**EXERCISE:**
In the entries below, find every line with "object" and copy it.

**SUPPLIED MATERIAL:**
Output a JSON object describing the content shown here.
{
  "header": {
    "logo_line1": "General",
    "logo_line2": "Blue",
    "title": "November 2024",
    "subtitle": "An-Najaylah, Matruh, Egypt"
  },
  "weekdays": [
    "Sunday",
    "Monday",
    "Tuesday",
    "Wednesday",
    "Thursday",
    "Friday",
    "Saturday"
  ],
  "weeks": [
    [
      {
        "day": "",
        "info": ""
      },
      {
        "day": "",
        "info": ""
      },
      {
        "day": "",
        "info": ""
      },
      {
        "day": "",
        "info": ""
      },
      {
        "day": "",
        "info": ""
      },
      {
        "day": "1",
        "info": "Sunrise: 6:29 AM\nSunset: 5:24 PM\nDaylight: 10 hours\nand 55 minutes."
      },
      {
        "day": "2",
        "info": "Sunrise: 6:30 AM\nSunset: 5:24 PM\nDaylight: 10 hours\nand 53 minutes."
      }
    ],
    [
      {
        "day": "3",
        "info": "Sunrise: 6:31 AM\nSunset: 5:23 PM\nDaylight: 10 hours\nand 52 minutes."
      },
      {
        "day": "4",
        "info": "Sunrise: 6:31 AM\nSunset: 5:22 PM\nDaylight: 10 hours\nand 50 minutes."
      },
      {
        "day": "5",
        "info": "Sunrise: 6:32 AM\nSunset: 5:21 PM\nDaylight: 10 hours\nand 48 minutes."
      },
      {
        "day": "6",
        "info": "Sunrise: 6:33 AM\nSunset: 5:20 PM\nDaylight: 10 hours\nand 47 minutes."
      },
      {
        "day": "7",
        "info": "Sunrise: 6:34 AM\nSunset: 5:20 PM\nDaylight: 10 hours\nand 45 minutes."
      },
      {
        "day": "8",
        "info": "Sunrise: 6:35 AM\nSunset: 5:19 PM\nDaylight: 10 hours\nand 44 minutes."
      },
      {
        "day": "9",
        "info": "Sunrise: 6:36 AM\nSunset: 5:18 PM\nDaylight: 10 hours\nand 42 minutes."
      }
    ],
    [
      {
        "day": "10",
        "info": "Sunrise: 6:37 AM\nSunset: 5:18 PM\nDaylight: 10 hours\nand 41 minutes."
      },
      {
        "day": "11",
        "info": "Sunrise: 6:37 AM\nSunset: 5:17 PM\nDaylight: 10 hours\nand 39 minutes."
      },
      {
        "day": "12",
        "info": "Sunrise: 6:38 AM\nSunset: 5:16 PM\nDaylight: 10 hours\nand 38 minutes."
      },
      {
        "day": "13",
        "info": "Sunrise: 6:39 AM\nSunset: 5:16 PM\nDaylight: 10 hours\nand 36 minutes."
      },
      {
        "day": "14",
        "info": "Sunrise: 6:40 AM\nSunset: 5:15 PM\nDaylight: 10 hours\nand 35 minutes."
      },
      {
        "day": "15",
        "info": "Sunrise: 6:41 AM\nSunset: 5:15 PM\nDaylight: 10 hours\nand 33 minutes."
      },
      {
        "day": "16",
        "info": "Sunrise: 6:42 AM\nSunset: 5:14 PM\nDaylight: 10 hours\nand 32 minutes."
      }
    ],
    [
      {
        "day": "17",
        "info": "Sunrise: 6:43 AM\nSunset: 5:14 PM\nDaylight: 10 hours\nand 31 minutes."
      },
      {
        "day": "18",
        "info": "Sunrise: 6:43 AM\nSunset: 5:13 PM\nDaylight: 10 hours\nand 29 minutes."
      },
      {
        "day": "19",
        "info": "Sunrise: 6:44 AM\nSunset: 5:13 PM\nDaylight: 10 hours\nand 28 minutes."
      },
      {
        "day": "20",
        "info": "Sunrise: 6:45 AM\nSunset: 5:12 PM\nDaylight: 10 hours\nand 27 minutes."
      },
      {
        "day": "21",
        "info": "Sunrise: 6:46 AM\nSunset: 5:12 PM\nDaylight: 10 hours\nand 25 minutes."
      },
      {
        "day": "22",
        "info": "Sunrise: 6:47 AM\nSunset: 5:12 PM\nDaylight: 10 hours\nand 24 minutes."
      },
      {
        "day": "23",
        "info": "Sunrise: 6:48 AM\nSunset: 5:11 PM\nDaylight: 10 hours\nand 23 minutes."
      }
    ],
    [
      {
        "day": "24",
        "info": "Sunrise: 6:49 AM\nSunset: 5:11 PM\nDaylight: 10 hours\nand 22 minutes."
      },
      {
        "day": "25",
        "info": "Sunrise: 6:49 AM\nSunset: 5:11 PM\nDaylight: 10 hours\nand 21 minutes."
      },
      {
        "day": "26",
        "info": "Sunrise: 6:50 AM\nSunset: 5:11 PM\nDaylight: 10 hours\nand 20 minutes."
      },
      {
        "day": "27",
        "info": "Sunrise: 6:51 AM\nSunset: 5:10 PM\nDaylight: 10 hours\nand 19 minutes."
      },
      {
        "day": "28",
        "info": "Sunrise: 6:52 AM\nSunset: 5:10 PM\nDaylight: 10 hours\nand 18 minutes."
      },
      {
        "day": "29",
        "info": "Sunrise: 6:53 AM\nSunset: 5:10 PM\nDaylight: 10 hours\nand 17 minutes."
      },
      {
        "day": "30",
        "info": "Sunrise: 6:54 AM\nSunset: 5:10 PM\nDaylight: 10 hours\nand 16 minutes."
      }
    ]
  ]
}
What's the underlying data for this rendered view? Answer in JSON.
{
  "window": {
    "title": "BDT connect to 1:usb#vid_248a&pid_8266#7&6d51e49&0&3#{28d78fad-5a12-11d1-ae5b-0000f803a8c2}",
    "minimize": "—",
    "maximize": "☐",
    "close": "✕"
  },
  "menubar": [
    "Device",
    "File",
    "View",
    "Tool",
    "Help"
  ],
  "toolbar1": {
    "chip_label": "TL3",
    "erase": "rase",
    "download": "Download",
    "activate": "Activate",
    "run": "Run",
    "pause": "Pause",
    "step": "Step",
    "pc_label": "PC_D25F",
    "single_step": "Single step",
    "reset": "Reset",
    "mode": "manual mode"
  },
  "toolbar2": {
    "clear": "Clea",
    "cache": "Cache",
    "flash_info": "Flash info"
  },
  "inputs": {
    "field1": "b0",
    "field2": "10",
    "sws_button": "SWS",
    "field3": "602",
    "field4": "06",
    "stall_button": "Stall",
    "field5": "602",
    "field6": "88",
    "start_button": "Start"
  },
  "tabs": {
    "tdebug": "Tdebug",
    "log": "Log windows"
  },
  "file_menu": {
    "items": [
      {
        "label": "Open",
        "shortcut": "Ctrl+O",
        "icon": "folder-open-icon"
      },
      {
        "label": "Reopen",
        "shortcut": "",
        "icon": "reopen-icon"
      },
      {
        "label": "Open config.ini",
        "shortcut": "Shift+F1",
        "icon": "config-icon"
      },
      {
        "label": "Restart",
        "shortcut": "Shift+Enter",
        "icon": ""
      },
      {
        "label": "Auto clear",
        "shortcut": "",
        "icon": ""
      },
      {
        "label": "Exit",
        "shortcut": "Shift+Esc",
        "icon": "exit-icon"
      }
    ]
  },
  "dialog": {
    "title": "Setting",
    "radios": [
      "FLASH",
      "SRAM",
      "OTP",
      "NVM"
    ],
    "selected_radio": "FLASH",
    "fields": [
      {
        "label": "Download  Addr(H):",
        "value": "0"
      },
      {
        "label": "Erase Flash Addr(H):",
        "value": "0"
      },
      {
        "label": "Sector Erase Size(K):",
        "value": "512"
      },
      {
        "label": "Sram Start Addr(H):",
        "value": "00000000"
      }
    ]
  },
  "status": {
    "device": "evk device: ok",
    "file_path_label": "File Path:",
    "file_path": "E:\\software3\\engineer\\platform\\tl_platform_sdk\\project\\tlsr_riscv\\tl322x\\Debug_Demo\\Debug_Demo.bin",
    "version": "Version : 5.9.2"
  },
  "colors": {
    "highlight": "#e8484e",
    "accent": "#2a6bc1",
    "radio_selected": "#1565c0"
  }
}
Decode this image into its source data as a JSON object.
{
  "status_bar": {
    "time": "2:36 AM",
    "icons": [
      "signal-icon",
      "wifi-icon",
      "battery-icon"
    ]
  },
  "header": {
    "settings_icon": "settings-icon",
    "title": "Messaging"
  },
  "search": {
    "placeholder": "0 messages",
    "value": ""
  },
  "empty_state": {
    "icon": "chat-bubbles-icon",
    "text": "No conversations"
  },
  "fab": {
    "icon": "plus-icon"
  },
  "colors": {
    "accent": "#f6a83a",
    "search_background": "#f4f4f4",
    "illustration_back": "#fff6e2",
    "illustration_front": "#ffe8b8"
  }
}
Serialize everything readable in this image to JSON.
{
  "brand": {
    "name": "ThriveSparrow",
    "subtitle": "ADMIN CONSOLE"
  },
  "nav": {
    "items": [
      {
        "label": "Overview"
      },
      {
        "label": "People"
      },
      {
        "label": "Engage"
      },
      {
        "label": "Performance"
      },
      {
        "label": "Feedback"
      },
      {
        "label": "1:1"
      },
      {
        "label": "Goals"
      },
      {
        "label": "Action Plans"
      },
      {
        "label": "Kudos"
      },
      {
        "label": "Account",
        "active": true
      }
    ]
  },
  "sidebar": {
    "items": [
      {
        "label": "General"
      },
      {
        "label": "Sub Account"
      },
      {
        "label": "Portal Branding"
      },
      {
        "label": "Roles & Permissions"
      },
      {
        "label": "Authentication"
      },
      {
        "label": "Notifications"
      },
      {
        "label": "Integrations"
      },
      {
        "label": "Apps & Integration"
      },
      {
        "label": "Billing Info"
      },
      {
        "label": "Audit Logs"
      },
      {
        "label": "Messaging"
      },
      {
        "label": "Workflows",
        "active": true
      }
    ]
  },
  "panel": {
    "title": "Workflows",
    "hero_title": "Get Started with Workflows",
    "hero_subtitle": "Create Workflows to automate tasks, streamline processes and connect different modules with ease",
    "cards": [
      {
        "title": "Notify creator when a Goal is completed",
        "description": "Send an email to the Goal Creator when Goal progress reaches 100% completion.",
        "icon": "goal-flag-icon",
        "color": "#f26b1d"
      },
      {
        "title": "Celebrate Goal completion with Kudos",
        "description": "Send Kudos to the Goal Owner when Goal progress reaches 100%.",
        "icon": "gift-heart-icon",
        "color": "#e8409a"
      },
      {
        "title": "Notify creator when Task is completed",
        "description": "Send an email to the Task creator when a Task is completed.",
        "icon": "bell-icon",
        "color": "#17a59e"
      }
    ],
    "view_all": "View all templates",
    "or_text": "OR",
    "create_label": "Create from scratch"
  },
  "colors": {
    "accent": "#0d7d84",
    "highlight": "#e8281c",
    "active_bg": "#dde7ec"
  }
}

**RESPONSE TO THIS TASK:**
Output a JSON object describing the content shown here.
Decode this image into its source data as a JSON object.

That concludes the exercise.